- [PROBLEM STATEMENT] Transcribe the records below exactly.

[Source data]

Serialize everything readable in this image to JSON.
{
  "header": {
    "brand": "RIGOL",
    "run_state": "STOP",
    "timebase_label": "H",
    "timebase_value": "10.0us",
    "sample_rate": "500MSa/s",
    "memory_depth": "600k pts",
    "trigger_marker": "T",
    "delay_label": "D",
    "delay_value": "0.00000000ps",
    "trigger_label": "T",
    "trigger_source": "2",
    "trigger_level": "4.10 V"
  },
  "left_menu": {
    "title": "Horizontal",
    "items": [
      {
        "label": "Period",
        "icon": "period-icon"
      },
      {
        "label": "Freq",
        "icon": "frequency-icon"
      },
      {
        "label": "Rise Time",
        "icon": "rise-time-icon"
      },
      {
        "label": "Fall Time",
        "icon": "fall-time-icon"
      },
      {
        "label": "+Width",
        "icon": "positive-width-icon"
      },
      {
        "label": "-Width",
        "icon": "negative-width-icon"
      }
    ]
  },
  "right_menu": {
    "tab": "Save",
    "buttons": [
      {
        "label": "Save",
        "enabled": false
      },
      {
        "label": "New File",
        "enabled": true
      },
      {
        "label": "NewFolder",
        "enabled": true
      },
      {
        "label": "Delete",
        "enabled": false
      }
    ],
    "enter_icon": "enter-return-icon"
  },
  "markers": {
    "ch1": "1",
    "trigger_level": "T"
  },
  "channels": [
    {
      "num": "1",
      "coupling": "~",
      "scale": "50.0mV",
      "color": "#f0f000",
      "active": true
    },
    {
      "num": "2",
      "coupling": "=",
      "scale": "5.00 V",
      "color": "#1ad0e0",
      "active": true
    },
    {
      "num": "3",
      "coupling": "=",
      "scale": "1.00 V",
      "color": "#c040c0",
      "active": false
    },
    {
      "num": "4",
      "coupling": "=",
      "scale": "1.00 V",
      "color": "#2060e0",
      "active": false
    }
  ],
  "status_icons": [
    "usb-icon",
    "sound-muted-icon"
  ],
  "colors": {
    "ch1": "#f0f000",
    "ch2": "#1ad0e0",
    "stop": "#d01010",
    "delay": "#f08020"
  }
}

- [REPLY TO THE TASK]
Serialize everything readable in this image to JSON.
{
  "header": {
    "brand": "RIGOL",
    "run_state": "STOP",
    "timebase_label": "H",
    "timebase_value": "10.0us",
    "sample_rate": "500MSa/s",
    "memory_depth": "600k pts",
    "trigger_marker": "T",
    "delay_label": "D",
    "delay_value": "0.00000000ps",
    "trigger_label": "T",
    "trigger_source": "2",
    "trigger_level": "4.10 V"
  },
  "left_menu": {
    "title": "Horizontal",
    "items": [
      {
        "label": "Period",
        "icon": "period-icon"
      },
      {
        "label": "Freq",
        "icon": "frequency-icon"
      },
      {
        "label": "Rise Time",
        "icon": "rise-time-icon"
      },
      {
        "label": "Fall Time",
        "icon": "fall-time-icon"
      },
      {
        "label": "+Width",
        "icon": "positive-width-icon"
      },
      {
        "label": "-Width",
        "icon": "negative-width-icon"
      }
    ]
  },
  "right_menu": {
    "tab": "Save",
    "buttons": [
      {
        "label": "Save",
        "enabled": false
      },
      {
        "label": "New File",
        "enabled": true
      },
      {
        "label": "NewFolder",
        "enabled": true
      },
      {
        "label": "Delete",
        "enabled": false
      }
    ],
    "enter_icon": "enter-return-icon"
  },
  "markers": {
    "ch1": "1",
    "trigger_level": "T"
  },
  "channels": [
    {
      "num": "1",
      "coupling": "~",
      "scale": "50.0mV",
      "color": "#f0f000",
      "active": true
    },
    {
      "num": "2",
      "coupling": "=",
      "scale": "5.00 V",
      "color": "#1ad0e0",
      "active": true
    },
    {
      "num": "3",
      "coupling": "=",
      "scale": "1.00 V",
      "color": "#c040c0",
      "active": false
    },
    {
      "num": "4",
      "coupling": "=",
      "scale": "1.00 V",
      "color": "#2060e0",
      "active": false
    }
  ],
  "status_icons": [
    "usb-icon",
    "sound-muted-icon"
  ],
  "colors": {
    "ch1": "#f0f000",
    "ch2": "#1ad0e0",
    "stop": "#d01010",
    "delay": "#f08020"
  }
}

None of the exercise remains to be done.